▸ To be done:
Output the data below in full, byte for byte. Nothing may differ.

▸ Material for the task:
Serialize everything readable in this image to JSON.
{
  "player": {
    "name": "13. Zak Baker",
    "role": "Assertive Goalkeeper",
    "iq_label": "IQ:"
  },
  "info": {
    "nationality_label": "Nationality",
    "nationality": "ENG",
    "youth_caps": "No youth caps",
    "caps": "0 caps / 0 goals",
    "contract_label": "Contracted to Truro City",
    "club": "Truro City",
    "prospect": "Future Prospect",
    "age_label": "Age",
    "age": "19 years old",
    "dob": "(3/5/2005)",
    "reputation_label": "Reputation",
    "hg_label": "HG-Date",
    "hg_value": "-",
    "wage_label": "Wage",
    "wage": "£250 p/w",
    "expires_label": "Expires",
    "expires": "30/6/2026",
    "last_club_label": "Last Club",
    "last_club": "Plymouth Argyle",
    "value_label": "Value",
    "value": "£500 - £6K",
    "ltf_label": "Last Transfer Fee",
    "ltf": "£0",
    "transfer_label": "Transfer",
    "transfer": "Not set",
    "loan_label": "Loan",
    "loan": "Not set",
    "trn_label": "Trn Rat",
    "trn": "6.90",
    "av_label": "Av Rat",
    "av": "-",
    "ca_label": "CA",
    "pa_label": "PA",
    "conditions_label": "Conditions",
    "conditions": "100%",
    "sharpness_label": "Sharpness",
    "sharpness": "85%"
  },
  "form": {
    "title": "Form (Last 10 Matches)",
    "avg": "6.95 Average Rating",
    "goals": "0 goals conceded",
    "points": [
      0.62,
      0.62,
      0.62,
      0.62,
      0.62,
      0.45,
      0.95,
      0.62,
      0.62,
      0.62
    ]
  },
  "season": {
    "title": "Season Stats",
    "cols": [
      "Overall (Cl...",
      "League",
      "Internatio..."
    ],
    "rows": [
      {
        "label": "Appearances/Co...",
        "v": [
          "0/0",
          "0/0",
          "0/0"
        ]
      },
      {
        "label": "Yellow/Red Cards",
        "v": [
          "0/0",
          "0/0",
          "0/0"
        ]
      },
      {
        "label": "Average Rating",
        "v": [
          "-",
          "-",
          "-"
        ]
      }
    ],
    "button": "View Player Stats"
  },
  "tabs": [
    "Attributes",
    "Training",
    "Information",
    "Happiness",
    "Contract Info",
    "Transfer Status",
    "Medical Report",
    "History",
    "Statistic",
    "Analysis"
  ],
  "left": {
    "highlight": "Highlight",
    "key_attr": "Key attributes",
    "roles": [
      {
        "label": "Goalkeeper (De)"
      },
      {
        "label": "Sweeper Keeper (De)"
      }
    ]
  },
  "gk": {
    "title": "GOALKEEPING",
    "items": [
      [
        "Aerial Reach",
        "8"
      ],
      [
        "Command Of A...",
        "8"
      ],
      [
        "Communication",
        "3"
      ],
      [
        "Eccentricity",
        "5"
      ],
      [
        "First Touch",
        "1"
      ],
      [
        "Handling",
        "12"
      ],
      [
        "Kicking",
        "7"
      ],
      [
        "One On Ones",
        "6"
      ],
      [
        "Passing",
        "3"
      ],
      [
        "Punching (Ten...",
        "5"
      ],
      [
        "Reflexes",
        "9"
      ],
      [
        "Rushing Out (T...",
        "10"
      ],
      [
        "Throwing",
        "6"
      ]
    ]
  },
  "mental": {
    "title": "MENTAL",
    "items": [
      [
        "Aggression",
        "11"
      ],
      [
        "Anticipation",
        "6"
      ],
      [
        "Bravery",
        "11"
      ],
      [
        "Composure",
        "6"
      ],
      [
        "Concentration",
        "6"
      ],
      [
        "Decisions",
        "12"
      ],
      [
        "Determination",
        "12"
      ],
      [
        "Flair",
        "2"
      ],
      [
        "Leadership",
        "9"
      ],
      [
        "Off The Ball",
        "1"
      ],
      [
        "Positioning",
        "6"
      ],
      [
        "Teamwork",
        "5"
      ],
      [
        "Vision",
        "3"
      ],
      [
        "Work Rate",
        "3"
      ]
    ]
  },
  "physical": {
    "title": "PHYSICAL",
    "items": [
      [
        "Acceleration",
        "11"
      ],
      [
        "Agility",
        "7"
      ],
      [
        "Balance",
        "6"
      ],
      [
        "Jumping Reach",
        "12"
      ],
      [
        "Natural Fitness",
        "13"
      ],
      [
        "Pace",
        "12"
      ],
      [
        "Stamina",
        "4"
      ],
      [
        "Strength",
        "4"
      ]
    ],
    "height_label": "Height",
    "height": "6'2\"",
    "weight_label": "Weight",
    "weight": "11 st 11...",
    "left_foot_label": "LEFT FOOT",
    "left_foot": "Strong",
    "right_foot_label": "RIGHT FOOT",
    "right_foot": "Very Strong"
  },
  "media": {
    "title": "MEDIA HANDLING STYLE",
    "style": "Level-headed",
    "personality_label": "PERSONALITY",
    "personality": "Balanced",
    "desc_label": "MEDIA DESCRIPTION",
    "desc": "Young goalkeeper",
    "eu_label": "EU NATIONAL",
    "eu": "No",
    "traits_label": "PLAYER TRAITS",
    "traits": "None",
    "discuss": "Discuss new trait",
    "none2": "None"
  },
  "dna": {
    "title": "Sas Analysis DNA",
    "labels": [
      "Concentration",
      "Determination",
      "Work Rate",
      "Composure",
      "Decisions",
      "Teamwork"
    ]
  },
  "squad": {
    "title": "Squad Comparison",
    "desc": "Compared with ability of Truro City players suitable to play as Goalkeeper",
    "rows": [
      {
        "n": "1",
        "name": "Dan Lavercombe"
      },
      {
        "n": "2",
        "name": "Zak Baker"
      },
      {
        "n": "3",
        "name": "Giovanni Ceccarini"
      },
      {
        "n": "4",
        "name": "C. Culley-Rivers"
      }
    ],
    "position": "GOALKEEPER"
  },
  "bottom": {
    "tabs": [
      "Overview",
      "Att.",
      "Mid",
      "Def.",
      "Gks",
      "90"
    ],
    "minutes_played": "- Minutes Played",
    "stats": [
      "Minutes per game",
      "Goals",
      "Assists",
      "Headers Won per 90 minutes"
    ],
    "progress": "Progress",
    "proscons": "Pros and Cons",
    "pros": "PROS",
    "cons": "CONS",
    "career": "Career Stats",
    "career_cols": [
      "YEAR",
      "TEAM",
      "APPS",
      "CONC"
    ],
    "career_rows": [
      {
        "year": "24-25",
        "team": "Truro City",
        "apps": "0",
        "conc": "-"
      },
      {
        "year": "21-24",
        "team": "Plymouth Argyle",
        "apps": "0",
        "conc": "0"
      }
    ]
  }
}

▸ Reply:
Serialize everything readable in this image to JSON.
{
  "player": {
    "name": "13. Zak Baker",
    "role": "Assertive Goalkeeper",
    "iq_label": "IQ:"
  },
  "info": {
    "nationality_label": "Nationality",
    "nationality": "ENG",
    "youth_caps": "No youth caps",
    "caps": "0 caps / 0 goals",
    "contract_label": "Contracted to Truro City",
    "club": "Truro City",
    "prospect": "Future Prospect",
    "age_label": "Age",
    "age": "19 years old",
    "dob": "(3/5/2005)",
    "reputation_label": "Reputation",
    "hg_label": "HG-Date",
    "hg_value": "-",
    "wage_label": "Wage",
    "wage": "£250 p/w",
    "expires_label": "Expires",
    "expires": "30/6/2026",
    "last_club_label": "Last Club",
    "last_club": "Plymouth Argyle",
    "value_label": "Value",
    "value": "£500 - £6K",
    "ltf_label": "Last Transfer Fee",
    "ltf": "£0",
    "transfer_label": "Transfer",
    "transfer": "Not set",
    "loan_label": "Loan",
    "loan": "Not set",
    "trn_label": "Trn Rat",
    "trn": "6.90",
    "av_label": "Av Rat",
    "av": "-",
    "ca_label": "CA",
    "pa_label": "PA",
    "conditions_label": "Conditions",
    "conditions": "100%",
    "sharpness_label": "Sharpness",
    "sharpness": "85%"
  },
  "form": {
    "title": "Form (Last 10 Matches)",
    "avg": "6.95 Average Rating",
    "goals": "0 goals conceded",
    "points": [
      0.62,
      0.62,
      0.62,
      0.62,
      0.62,
      0.45,
      0.95,
      0.62,
      0.62,
      0.62
    ]
  },
  "season": {
    "title": "Season Stats",
    "cols": [
      "Overall (Cl...",
      "League",
      "Internatio..."
    ],
    "rows": [
      {
        "label": "Appearances/Co...",
        "v": [
          "0/0",
          "0/0",
          "0/0"
        ]
      },
      {
        "label": "Yellow/Red Cards",
        "v": [
          "0/0",
          "0/0",
          "0/0"
        ]
      },
      {
        "label": "Average Rating",
        "v": [
          "-",
          "-",
          "-"
        ]
      }
    ],
    "button": "View Player Stats"
  },
  "tabs": [
    "Attributes",
    "Training",
    "Information",
    "Happiness",
    "Contract Info",
    "Transfer Status",
    "Medical Report",
    "History",
    "Statistic",
    "Analysis"
  ],
  "left": {
    "highlight": "Highlight",
    "key_attr": "Key attributes",
    "roles": [
      {
        "label": "Goalkeeper (De)"
      },
      {
        "label": "Sweeper Keeper (De)"
      }
    ]
  },
  "gk": {
    "title": "GOALKEEPING",
    "items": [
      [
        "Aerial Reach",
        "8"
      ],
      [
        "Command Of A...",
        "8"
      ],
      [
        "Communication",
        "3"
      ],
      [
        "Eccentricity",
        "5"
      ],
      [
        "First Touch",
        "1"
      ],
      [
        "Handling",
        "12"
      ],
      [
        "Kicking",
        "7"
      ],
      [
        "One On Ones",
        "6"
      ],
      [
        "Passing",
        "3"
      ],
      [
        "Punching (Ten...",
        "5"
      ],
      [
        "Reflexes",
        "9"
      ],
      [
        "Rushing Out (T...",
        "10"
      ],
      [
        "Throwing",
        "6"
      ]
    ]
  },
  "mental": {
    "title": "MENTAL",
    "items": [
      [
        "Aggression",
        "11"
      ],
      [
        "Anticipation",
        "6"
      ],
      [
        "Bravery",
        "11"
      ],
      [
        "Composure",
        "6"
      ],
      [
        "Concentration",
        "6"
      ],
      [
        "Decisions",
        "12"
      ],
      [
        "Determination",
        "12"
      ],
      [
        "Flair",
        "2"
      ],
      [
        "Leadership",
        "9"
      ],
      [
        "Off The Ball",
        "1"
      ],
      [
        "Positioning",
        "6"
      ],
      [
        "Teamwork",
        "5"
      ],
      [
        "Vision",
        "3"
      ],
      [
        "Work Rate",
        "3"
      ]
    ]
  },
  "physical": {
    "title": "PHYSICAL",
    "items": [
      [
        "Acceleration",
        "11"
      ],
      [
        "Agility",
        "7"
      ],
      [
        "Balance",
        "6"
      ],
      [
        "Jumping Reach",
        "12"
      ],
      [
        "Natural Fitness",
        "13"
      ],
      [
        "Pace",
        "12"
      ],
      [
        "Stamina",
        "4"
      ],
      [
        "Strength",
        "4"
      ]
    ],
    "height_label": "Height",
    "height": "6'2\"",
    "weight_label": "Weight",
    "weight": "11 st 11...",
    "left_foot_label": "LEFT FOOT",
    "left_foot": "Strong",
    "right_foot_label": "RIGHT FOOT",
    "right_foot": "Very Strong"
  },
  "media": {
    "title": "MEDIA HANDLING STYLE",
    "style": "Level-headed",
    "personality_label": "PERSONALITY",
    "personality": "Balanced",
    "desc_label": "MEDIA DESCRIPTION",
    "desc": "Young goalkeeper",
    "eu_label": "EU NATIONAL",
    "eu": "No",
    "traits_label": "PLAYER TRAITS",
    "traits": "None",
    "discuss": "Discuss new trait",
    "none2": "None"
  },
  "dna": {
    "title": "Sas Analysis DNA",
    "labels": [
      "Concentration",
      "Determination",
      "Work Rate",
      "Composure",
      "Decisions",
      "Teamwork"
    ]
  },
  "squad": {
    "title": "Squad Comparison",
    "desc": "Compared with ability of Truro City players suitable to play as Goalkeeper",
    "rows": [
      {
        "n": "1",
        "name": "Dan Lavercombe"
      },
      {
        "n": "2",
        "name": "Zak Baker"
      },
      {
        "n": "3",
        "name": "Giovanni Ceccarini"
      },
      {
        "n": "4",
        "name": "C. Culley-Rivers"
      }
    ],
    "position": "GOALKEEPER"
  },
  "bottom": {
    "tabs": [
      "Overview",
      "Att.",
      "Mid",
      "Def.",
      "Gks",
      "90"
    ],
    "minutes_played": "- Minutes Played",
    "stats": [
      "Minutes per game",
      "Goals",
      "Assists",
      "Headers Won per 90 minutes"
    ],
    "progress": "Progress",
    "proscons": "Pros and Cons",
    "pros": "PROS",
    "cons": "CONS",
    "career": "Career Stats",
    "career_cols": [
      "YEAR",
      "TEAM",
      "APPS",
      "CONC"
    ],
    "career_rows": [
      {
        "year": "24-25",
        "team": "Truro City",
        "apps": "0",
        "conc": "-"
      },
      {
        "year": "21-24",
        "team": "Plymouth Argyle",
        "apps": "0",
        "conc": "0"
      }
    ]
  }
}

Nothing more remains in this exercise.